* BEGIN *

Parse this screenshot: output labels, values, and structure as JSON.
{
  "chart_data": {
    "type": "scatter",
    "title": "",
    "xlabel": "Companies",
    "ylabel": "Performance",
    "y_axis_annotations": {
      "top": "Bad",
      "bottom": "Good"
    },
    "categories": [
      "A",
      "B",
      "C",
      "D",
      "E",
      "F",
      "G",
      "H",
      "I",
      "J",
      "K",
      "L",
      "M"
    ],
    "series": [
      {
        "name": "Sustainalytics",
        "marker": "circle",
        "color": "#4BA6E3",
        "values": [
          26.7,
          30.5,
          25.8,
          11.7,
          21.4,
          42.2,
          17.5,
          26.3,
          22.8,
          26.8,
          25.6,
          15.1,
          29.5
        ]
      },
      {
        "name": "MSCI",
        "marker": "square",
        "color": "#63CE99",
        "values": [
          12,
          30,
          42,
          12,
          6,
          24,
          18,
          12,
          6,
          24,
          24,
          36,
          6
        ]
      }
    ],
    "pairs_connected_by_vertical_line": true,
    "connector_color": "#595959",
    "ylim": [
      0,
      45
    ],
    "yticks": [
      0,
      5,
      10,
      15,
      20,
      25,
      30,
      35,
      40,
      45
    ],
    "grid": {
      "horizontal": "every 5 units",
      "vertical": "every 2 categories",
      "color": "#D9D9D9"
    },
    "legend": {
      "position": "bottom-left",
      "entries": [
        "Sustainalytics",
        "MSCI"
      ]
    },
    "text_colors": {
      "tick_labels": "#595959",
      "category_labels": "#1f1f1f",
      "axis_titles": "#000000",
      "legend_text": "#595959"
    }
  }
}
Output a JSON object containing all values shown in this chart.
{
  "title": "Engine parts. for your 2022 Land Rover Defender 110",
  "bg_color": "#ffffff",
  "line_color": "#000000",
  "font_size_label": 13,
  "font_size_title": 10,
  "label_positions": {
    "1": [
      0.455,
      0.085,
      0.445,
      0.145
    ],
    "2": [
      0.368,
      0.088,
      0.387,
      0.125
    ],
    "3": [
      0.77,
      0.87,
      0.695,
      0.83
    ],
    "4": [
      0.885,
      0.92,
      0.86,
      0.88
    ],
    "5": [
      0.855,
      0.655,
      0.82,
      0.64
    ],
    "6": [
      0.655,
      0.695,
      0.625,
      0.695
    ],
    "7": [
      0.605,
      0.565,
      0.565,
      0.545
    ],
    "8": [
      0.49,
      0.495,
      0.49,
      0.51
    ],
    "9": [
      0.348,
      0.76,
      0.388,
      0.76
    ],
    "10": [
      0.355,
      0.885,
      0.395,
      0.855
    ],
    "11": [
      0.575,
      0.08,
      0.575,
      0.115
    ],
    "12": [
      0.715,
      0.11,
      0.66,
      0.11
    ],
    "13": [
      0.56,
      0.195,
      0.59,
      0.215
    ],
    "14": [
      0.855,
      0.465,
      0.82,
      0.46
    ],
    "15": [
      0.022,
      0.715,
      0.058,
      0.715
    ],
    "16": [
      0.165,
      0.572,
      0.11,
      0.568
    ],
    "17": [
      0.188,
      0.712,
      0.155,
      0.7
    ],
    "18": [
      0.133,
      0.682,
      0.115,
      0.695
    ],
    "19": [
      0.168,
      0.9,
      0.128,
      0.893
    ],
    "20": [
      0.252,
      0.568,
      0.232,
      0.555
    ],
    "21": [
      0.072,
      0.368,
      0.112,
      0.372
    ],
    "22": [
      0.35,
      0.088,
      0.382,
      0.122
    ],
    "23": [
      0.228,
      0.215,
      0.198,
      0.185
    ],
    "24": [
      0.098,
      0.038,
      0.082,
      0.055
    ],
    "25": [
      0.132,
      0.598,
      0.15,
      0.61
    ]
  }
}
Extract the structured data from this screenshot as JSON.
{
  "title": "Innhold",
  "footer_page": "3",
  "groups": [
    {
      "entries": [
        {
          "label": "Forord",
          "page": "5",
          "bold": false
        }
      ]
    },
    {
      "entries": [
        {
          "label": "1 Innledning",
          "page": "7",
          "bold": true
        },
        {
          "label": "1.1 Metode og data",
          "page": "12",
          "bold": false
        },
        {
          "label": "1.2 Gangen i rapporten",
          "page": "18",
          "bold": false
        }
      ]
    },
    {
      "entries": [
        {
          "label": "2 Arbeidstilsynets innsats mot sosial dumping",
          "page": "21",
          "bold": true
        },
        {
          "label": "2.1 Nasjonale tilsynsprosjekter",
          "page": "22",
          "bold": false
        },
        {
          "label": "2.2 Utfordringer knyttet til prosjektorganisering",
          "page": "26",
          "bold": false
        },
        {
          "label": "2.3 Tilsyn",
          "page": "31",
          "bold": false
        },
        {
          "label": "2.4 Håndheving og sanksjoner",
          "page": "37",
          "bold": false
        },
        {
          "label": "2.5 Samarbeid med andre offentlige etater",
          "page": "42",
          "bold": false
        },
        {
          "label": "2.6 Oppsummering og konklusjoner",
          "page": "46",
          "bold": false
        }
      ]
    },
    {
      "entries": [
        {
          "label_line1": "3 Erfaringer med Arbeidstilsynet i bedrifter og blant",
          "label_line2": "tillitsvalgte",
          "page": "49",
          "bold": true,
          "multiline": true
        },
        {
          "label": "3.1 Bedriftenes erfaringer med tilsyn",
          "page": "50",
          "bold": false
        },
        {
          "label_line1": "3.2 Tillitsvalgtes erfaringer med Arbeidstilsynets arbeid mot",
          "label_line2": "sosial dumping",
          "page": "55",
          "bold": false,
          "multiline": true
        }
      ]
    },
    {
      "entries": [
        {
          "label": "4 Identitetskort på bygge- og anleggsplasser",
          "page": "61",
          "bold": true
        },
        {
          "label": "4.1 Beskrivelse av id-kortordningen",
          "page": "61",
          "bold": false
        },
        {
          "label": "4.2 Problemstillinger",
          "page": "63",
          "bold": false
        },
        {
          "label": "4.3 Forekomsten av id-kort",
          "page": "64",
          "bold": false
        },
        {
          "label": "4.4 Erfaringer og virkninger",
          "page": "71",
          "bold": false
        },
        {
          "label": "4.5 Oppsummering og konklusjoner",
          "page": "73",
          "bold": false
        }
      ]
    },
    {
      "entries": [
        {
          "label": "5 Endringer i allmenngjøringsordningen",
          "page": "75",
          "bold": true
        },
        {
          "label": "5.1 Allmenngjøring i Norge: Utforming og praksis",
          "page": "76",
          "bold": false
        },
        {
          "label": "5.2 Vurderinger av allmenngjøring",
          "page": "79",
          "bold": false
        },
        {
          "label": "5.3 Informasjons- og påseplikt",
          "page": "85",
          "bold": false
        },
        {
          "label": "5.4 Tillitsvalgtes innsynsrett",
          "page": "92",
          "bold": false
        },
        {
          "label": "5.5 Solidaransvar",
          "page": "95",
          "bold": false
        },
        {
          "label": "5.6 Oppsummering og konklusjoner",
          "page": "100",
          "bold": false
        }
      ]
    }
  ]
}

* END *

* **THE PROBLEM**: Copy the material above verbatim.

* **RESULT FOR THIS EXERCISE**:
Parse this screenshot: output labels, values, and structure as JSON.
{
  "chart_data": {
    "type": "scatter",
    "title": "",
    "xlabel": "Companies",
    "ylabel": "Performance",
    "y_axis_annotations": {
      "top": "Bad",
      "bottom": "Good"
    },
    "categories": [
      "A",
      "B",
      "C",
      "D",
      "E",
      "F",
      "G",
      "H",
      "I",
      "J",
      "K",
      "L",
      "M"
    ],
    "series": [
      {
        "name": "Sustainalytics",
        "marker": "circle",
        "color": "#4BA6E3",
        "values": [
          26.7,
          30.5,
          25.8,
          11.7,
          21.4,
          42.2,
          17.5,
          26.3,
          22.8,
          26.8,
          25.6,
          15.1,
          29.5
        ]
      },
      {
        "name": "MSCI",
        "marker": "square",
        "color": "#63CE99",
        "values": [
          12,
          30,
          42,
          12,
          6,
          24,
          18,
          12,
          6,
          24,
          24,
          36,
          6
        ]
      }
    ],
    "pairs_connected_by_vertical_line": true,
    "connector_color": "#595959",
    "ylim": [
      0,
      45
    ],
    "yticks": [
      0,
      5,
      10,
      15,
      20,
      25,
      30,
      35,
      40,
      45
    ],
    "grid": {
      "horizontal": "every 5 units",
      "vertical": "every 2 categories",
      "color": "#D9D9D9"
    },
    "legend": {
      "position": "bottom-left",
      "entries": [
        "Sustainalytics",
        "MSCI"
      ]
    },
    "text_colors": {
      "tick_labels": "#595959",
      "category_labels": "#1f1f1f",
      "axis_titles": "#000000",
      "legend_text": "#595959"
    }
  }
}
Output a JSON object containing all values shown in this chart.
{
  "title": "Engine parts. for your 2022 Land Rover Defender 110",
  "bg_color": "#ffffff",
  "line_color": "#000000",
  "font_size_label": 13,
  "font_size_title": 10,
  "label_positions": {
    "1": [
      0.455,
      0.085,
      0.445,
      0.145
    ],
    "2": [
      0.368,
      0.088,
      0.387,
      0.125
    ],
    "3": [
      0.77,
      0.87,
      0.695,
      0.83
    ],
    "4": [
      0.885,
      0.92,
      0.86,
      0.88
    ],
    "5": [
      0.855,
      0.655,
      0.82,
      0.64
    ],
    "6": [
      0.655,
      0.695,
      0.625,
      0.695
    ],
    "7": [
      0.605,
      0.565,
      0.565,
      0.545
    ],
    "8": [
      0.49,
      0.495,
      0.49,
      0.51
    ],
    "9": [
      0.348,
      0.76,
      0.388,
      0.76
    ],
    "10": [
      0.355,
      0.885,
      0.395,
      0.855
    ],
    "11": [
      0.575,
      0.08,
      0.575,
      0.115
    ],
    "12": [
      0.715,
      0.11,
      0.66,
      0.11
    ],
    "13": [
      0.56,
      0.195,
      0.59,
      0.215
    ],
    "14": [
      0.855,
      0.465,
      0.82,
      0.46
    ],
    "15": [
      0.022,
      0.715,
      0.058,
      0.715
    ],
    "16": [
      0.165,
      0.572,
      0.11,
      0.568
    ],
    "17": [
      0.188,
      0.712,
      0.155,
      0.7
    ],
    "18": [
      0.133,
      0.682,
      0.115,
      0.695
    ],
    "19": [
      0.168,
      0.9,
      0.128,
      0.893
    ],
    "20": [
      0.252,
      0.568,
      0.232,
      0.555
    ],
    "21": [
      0.072,
      0.368,
      0.112,
      0.372
    ],
    "22": [
      0.35,
      0.088,
      0.382,
      0.122
    ],
    "23": [
      0.228,
      0.215,
      0.198,
      0.185
    ],
    "24": [
      0.098,
      0.038,
      0.082,
      0.055
    ],
    "25": [
      0.132,
      0.598,
      0.15,
      0.61
    ]
  }
}
Extract the structured data from this screenshot as JSON.
{
  "title": "Innhold",
  "footer_page": "3",
  "groups": [
    {
      "entries": [
        {
          "label": "Forord",
          "page": "5",
          "bold": false
        }
      ]
    },
    {
      "entries": [
        {
          "label": "1 Innledning",
          "page": "7",
          "bold": true
        },
        {
          "label": "1.1 Metode og data",
          "page": "12",
          "bold": false
        },
        {
          "label": "1.2 Gangen i rapporten",
          "page": "18",
          "bold": false
        }
      ]
    },
    {
      "entries": [
        {
          "label": "2 Arbeidstilsynets innsats mot sosial dumping",
          "page": "21",
          "bold": true
        },
        {
          "label": "2.1 Nasjonale tilsynsprosjekter",
          "page": "22",
          "bold": false
        },
        {
          "label": "2.2 Utfordringer knyttet til prosjektorganisering",
          "page": "26",
          "bold": false
        },
        {
          "label": "2.3 Tilsyn",
          "page": "31",
          "bold": false
        },
        {
          "label": "2.4 Håndheving og sanksjoner",
          "page": "37",
          "bold": false
        },
        {
          "label": "2.5 Samarbeid med andre offentlige etater",
          "page": "42",
          "bold": false
        },
        {
          "label": "2.6 Oppsummering og konklusjoner",
          "page": "46",
          "bold": false
        }
      ]
    },
    {
      "entries": [
        {
          "label_line1": "3 Erfaringer med Arbeidstilsynet i bedrifter og blant",
          "label_line2": "tillitsvalgte",
          "page": "49",
          "bold": true,
          "multiline": true
        },
        {
          "label": "3.1 Bedriftenes erfaringer med tilsyn",
          "page": "50",
          "bold": false
        },
        {
          "label_line1": "3.2 Tillitsvalgtes erfaringer med Arbeidstilsynets arbeid mot",
          "label_line2": "sosial dumping",
          "page": "55",
          "bold": false,
          "multiline": true
        }
      ]
    },
    {
      "entries": [
        {
          "label": "4 Identitetskort på bygge- og anleggsplasser",
          "page": "61",
          "bold": true
        },
        {
          "label": "4.1 Beskrivelse av id-kortordningen",
          "page": "61",
          "bold": false
        },
        {
          "label": "4.2 Problemstillinger",
          "page": "63",
          "bold": false
        },
        {
          "label": "4.3 Forekomsten av id-kort",
          "page": "64",
          "bold": false
        },
        {
          "label": "4.4 Erfaringer og virkninger",
          "page": "71",
          "bold": false
        },
        {
          "label": "4.5 Oppsummering og konklusjoner",
          "page": "73",
          "bold": false
        }
      ]
    },
    {
      "entries": [
        {
          "label": "5 Endringer i allmenngjøringsordningen",
          "page": "75",
          "bold": true
        },
        {
          "label": "5.1 Allmenngjøring i Norge: Utforming og praksis",
          "page": "76",
          "bold": false
        },
        {
          "label": "5.2 Vurderinger av allmenngjøring",
          "page": "79",
          "bold": false
        },
        {
          "label": "5.3 Informasjons- og påseplikt",
          "page": "85",
          "bold": false
        },
        {
          "label": "5.4 Tillitsvalgtes innsynsrett",
          "page": "92",
          "bold": false
        },
        {
          "label": "5.5 Solidaransvar",
          "page": "95",
          "bold": false
        },
        {
          "label": "5.6 Oppsummering og konklusjoner",
          "page": "100",
          "bold": false
        }
      ]
    }
  ]
}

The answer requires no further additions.